#### [WHAT IS REQUIRED]
Omit all pictures. Copy the rest of the material exactly.

#### [GIVEN RECORDS]
============

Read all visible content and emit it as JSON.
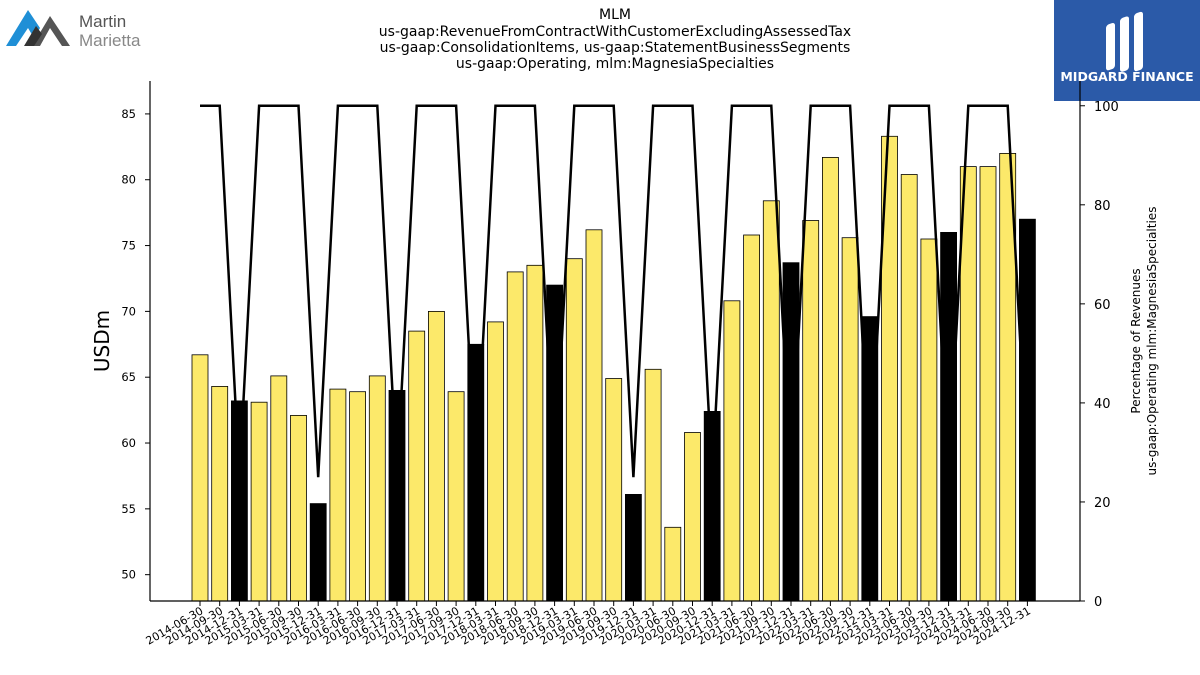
{
  "title_lines": [
    "MLM",
    "us-gaap:RevenueFromContractWithCustomerExcludingAssessedTax",
    "us-gaap:ConsolidationItems, us-gaap:StatementBusinessSegments",
    "us-gaap:Operating, mlm:MagnesiaSpecialties"
  ],
  "logos": {
    "left": {
      "line1": "Martin",
      "line2": "Marietta",
      "accent": "#1f8fd6",
      "gray": "#555555"
    },
    "right": {
      "text": "MIDGARD FINANCE",
      "bg": "#2b5aa8"
    }
  },
  "chart_data": {
    "type": "bar",
    "ylabel": "USDm",
    "y2label": [
      "Percentage of Revenues",
      "us-gaap:Operating mlm:MagnesiaSpecialties"
    ],
    "ylim": [
      48,
      87.5
    ],
    "y2lim": [
      0,
      105
    ],
    "yticks": [
      50,
      55,
      60,
      65,
      70,
      75,
      80,
      85
    ],
    "y2ticks": [
      0,
      20,
      40,
      60,
      80,
      100
    ],
    "colors": {
      "bar_quarter": "#fce96a",
      "bar_annual": "#000000",
      "line": "#000000"
    },
    "categories": [
      "2014-06-30",
      "2014-09-30",
      "2014-12-31",
      "2015-03-31",
      "2015-06-30",
      "2015-09-30",
      "2015-12-31",
      "2016-03-31",
      "2016-06-30",
      "2016-09-30",
      "2016-12-31",
      "2017-03-31",
      "2017-06-30",
      "2017-09-30",
      "2017-12-31",
      "2018-03-31",
      "2018-06-30",
      "2018-09-30",
      "2018-12-31",
      "2019-03-31",
      "2019-06-30",
      "2019-09-30",
      "2019-12-31",
      "2020-03-31",
      "2020-06-30",
      "2020-09-30",
      "2020-12-31",
      "2021-03-31",
      "2021-06-30",
      "2021-09-30",
      "2021-12-31",
      "2022-03-31",
      "2022-06-30",
      "2022-09-30",
      "2022-12-31",
      "2023-03-31",
      "2023-06-30",
      "2023-09-30",
      "2023-12-31",
      "2024-03-31",
      "2024-06-30",
      "2024-09-30",
      "2024-12-31"
    ],
    "values": [
      66.7,
      64.3,
      63.2,
      63.1,
      65.1,
      62.1,
      55.4,
      64.1,
      63.9,
      65.1,
      64.0,
      68.5,
      70.0,
      63.9,
      67.5,
      69.2,
      73.0,
      73.5,
      72.0,
      74.0,
      76.2,
      64.9,
      56.1,
      65.6,
      53.6,
      60.8,
      62.4,
      70.8,
      75.8,
      78.4,
      73.7,
      76.9,
      81.7,
      75.6,
      69.6,
      83.3,
      80.4,
      75.5,
      76.0,
      81.0,
      81.0,
      82.0,
      77.0
    ],
    "annual": [
      false,
      false,
      true,
      false,
      false,
      false,
      true,
      false,
      false,
      false,
      true,
      false,
      false,
      false,
      true,
      false,
      false,
      false,
      true,
      false,
      false,
      false,
      true,
      false,
      false,
      false,
      true,
      false,
      false,
      false,
      true,
      false,
      false,
      false,
      true,
      false,
      false,
      false,
      true,
      false,
      false,
      false,
      true
    ],
    "percentage": [
      100,
      100,
      25,
      100,
      100,
      100,
      25,
      100,
      100,
      100,
      25,
      100,
      100,
      100,
      25,
      100,
      100,
      100,
      25,
      100,
      100,
      100,
      25,
      100,
      100,
      100,
      25,
      100,
      100,
      100,
      25,
      100,
      100,
      100,
      25,
      100,
      100,
      100,
      25,
      100,
      100,
      100,
      25
    ]
  }
}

============

#### [SOLVED EXERCISE]
Read all visible content and emit it as JSON.
{
  "title_lines": [
    "MLM",
    "us-gaap:RevenueFromContractWithCustomerExcludingAssessedTax",
    "us-gaap:ConsolidationItems, us-gaap:StatementBusinessSegments",
    "us-gaap:Operating, mlm:MagnesiaSpecialties"
  ],
  "logos": {
    "left": {
      "line1": "Martin",
      "line2": "Marietta",
      "accent": "#1f8fd6",
      "gray": "#555555"
    },
    "right": {
      "text": "MIDGARD FINANCE",
      "bg": "#2b5aa8"
    }
  },
  "chart_data": {
    "type": "bar",
    "ylabel": "USDm",
    "y2label": [
      "Percentage of Revenues",
      "us-gaap:Operating mlm:MagnesiaSpecialties"
    ],
    "ylim": [
      48,
      87.5
    ],
    "y2lim": [
      0,
      105
    ],
    "yticks": [
      50,
      55,
      60,
      65,
      70,
      75,
      80,
      85
    ],
    "y2ticks": [
      0,
      20,
      40,
      60,
      80,
      100
    ],
    "colors": {
      "bar_quarter": "#fce96a",
      "bar_annual": "#000000",
      "line": "#000000"
    },
    "categories": [
      "2014-06-30",
      "2014-09-30",
      "2014-12-31",
      "2015-03-31",
      "2015-06-30",
      "2015-09-30",
      "2015-12-31",
      "2016-03-31",
      "2016-06-30",
      "2016-09-30",
      "2016-12-31",
      "2017-03-31",
      "2017-06-30",
      "2017-09-30",
      "2017-12-31",
      "2018-03-31",
      "2018-06-30",
      "2018-09-30",
      "2018-12-31",
      "2019-03-31",
      "2019-06-30",
      "2019-09-30",
      "2019-12-31",
      "2020-03-31",
      "2020-06-30",
      "2020-09-30",
      "2020-12-31",
      "2021-03-31",
      "2021-06-30",
      "2021-09-30",
      "2021-12-31",
      "2022-03-31",
      "2022-06-30",
      "2022-09-30",
      "2022-12-31",
      "2023-03-31",
      "2023-06-30",
      "2023-09-30",
      "2023-12-31",
      "2024-03-31",
      "2024-06-30",
      "2024-09-30",
      "2024-12-31"
    ],
    "values": [
      66.7,
      64.3,
      63.2,
      63.1,
      65.1,
      62.1,
      55.4,
      64.1,
      63.9,
      65.1,
      64.0,
      68.5,
      70.0,
      63.9,
      67.5,
      69.2,
      73.0,
      73.5,
      72.0,
      74.0,
      76.2,
      64.9,
      56.1,
      65.6,
      53.6,
      60.8,
      62.4,
      70.8,
      75.8,
      78.4,
      73.7,
      76.9,
      81.7,
      75.6,
      69.6,
      83.3,
      80.4,
      75.5,
      76.0,
      81.0,
      81.0,
      82.0,
      77.0
    ],
    "annual": [
      false,
      false,
      true,
      false,
      false,
      false,
      true,
      false,
      false,
      false,
      true,
      false,
      false,
      false,
      true,
      false,
      false,
      false,
      true,
      false,
      false,
      false,
      true,
      false,
      false,
      false,
      true,
      false,
      false,
      false,
      true,
      false,
      false,
      false,
      true,
      false,
      false,
      false,
      true,
      false,
      false,
      false,
      true
    ],
    "percentage": [
      100,
      100,
      25,
      100,
      100,
      100,
      25,
      100,
      100,
      100,
      25,
      100,
      100,
      100,
      25,
      100,
      100,
      100,
      25,
      100,
      100,
      100,
      25,
      100,
      100,
      100,
      25,
      100,
      100,
      100,
      25,
      100,
      100,
      100,
      25,
      100,
      100,
      100,
      25,
      100,
      100,
      100,
      25
    ]
  }
}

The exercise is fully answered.